● **What you have to do**:
Update the part of the data that opens with the line containing "value-label: 6% — [1022, 487, 1051, 508]" and closes with the line containing "chart-title: 失禁用品市场 — [431, 278, 593, 309]" by replacing "bar-segment" with "stacked-bar" wherever it appears, and give those lines again with everything else unchanged.

Layout element data
****************************************
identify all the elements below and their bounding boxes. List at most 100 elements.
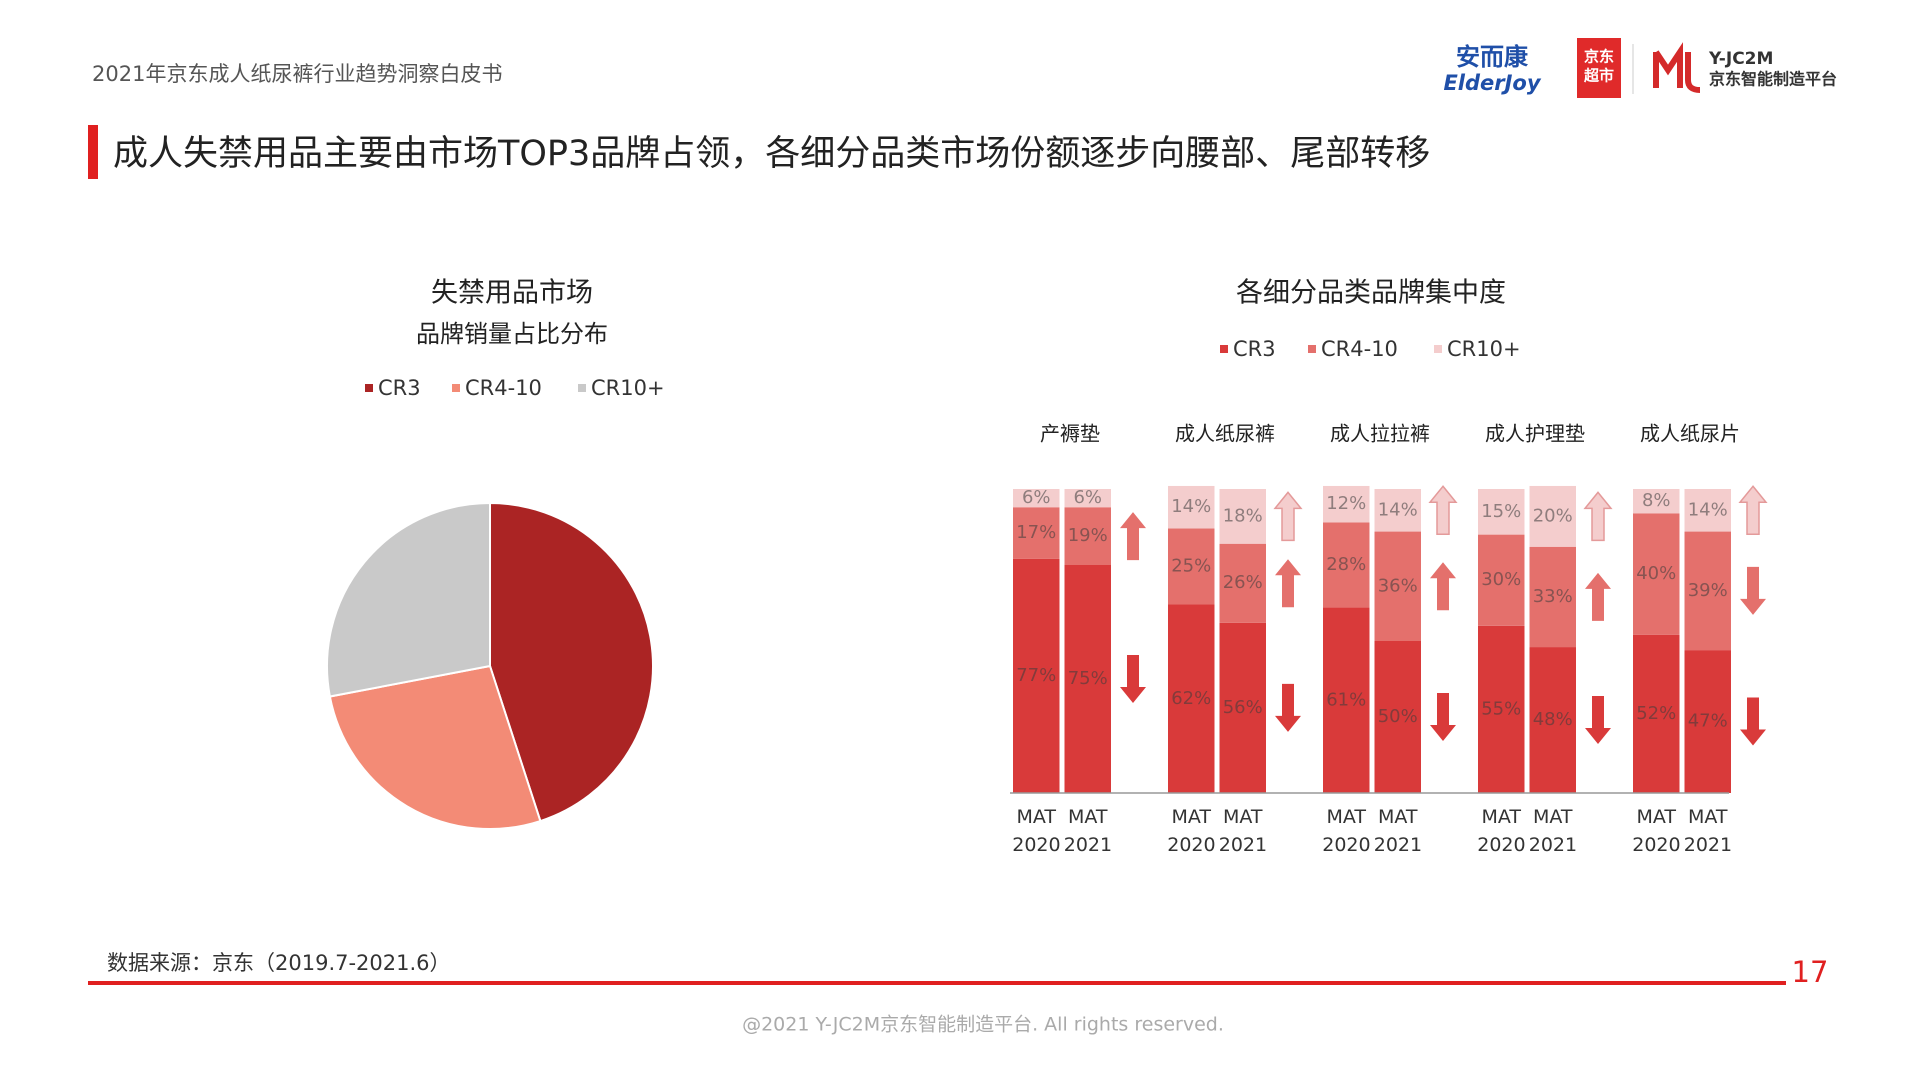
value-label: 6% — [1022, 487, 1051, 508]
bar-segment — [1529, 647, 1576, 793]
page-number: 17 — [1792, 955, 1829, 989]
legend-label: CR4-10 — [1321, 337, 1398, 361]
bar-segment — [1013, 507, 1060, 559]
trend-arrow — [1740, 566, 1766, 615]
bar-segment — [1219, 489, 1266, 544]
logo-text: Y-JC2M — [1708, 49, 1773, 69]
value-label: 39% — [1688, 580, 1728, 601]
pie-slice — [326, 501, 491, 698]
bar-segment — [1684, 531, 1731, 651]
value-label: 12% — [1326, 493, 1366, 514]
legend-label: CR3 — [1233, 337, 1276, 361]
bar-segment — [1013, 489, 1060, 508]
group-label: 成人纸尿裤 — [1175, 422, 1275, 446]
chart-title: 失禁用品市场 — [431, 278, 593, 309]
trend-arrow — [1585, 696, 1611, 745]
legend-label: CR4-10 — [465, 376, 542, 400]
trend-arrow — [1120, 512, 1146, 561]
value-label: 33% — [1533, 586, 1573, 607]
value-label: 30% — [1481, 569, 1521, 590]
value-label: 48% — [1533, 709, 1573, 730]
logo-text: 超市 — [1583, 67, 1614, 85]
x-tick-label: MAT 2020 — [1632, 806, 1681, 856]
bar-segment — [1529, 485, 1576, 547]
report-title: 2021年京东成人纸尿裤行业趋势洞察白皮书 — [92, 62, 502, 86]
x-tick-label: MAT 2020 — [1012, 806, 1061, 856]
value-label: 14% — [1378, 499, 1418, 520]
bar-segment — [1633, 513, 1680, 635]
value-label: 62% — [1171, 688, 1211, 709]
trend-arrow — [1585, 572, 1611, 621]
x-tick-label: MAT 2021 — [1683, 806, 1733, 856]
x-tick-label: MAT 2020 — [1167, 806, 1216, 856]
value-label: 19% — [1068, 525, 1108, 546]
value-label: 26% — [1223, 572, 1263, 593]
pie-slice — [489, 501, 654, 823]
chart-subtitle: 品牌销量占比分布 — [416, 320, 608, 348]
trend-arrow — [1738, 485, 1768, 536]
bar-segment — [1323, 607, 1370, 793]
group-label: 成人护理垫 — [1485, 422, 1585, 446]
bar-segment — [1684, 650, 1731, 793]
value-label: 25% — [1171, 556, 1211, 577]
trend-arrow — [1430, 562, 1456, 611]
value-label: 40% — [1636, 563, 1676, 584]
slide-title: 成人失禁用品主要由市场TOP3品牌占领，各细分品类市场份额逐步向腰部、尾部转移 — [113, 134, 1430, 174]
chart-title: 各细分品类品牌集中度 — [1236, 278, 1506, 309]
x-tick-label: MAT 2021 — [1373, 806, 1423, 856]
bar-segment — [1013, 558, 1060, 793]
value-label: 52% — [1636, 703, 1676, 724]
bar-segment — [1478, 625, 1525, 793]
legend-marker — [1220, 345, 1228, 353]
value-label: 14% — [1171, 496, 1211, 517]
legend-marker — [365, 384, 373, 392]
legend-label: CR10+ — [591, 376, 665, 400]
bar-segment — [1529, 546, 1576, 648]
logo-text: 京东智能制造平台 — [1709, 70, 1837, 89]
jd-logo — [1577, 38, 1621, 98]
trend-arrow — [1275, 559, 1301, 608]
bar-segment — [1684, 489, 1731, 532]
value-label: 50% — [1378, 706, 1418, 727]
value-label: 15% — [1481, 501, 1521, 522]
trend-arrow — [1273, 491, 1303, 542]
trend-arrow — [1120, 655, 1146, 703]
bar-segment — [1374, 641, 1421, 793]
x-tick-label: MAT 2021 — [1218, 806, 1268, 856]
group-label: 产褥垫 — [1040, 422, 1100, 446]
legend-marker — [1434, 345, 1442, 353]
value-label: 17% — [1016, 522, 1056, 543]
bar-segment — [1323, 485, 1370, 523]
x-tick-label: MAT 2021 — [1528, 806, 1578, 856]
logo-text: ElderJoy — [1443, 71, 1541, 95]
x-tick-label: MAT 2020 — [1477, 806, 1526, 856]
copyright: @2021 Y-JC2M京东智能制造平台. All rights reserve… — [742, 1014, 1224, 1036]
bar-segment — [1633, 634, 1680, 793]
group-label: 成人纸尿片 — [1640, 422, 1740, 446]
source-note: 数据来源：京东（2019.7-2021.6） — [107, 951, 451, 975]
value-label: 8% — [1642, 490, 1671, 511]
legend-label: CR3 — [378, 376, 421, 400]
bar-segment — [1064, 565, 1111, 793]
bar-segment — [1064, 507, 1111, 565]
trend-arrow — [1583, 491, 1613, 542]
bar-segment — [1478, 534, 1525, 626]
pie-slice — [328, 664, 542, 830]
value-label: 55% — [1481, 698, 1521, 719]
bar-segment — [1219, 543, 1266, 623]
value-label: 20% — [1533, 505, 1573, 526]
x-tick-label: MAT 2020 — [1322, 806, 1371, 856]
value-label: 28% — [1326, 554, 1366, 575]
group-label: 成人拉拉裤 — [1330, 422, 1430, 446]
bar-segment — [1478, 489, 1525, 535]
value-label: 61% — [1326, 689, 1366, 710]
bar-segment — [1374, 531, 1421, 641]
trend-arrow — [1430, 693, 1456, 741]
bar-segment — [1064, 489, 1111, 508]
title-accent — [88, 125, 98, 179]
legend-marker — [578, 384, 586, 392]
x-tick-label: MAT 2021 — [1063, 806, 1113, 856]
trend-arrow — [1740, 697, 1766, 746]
****************************************
● **Answer to the task**:
value-label: 6% — [1022, 487, 1051, 508]
stacked-bar — [1529, 647, 1576, 793]
page-number: 17 — [1792, 955, 1829, 989]
legend-label: CR4-10 — [1321, 337, 1398, 361]
stacked-bar — [1013, 507, 1060, 559]
trend-arrow — [1740, 566, 1766, 615]
stacked-bar — [1219, 489, 1266, 544]
logo-text: Y-JC2M — [1708, 49, 1773, 69]
value-label: 39% — [1688, 580, 1728, 601]
pie-slice — [326, 501, 491, 698]
stacked-bar — [1684, 531, 1731, 651]
value-label: 12% — [1326, 493, 1366, 514]
legend-label: CR3 — [1233, 337, 1276, 361]
stacked-bar — [1013, 489, 1060, 508]
group-label: 成人纸尿裤 — [1175, 422, 1275, 446]
chart-title: 失禁用品市场 — [431, 278, 593, 309]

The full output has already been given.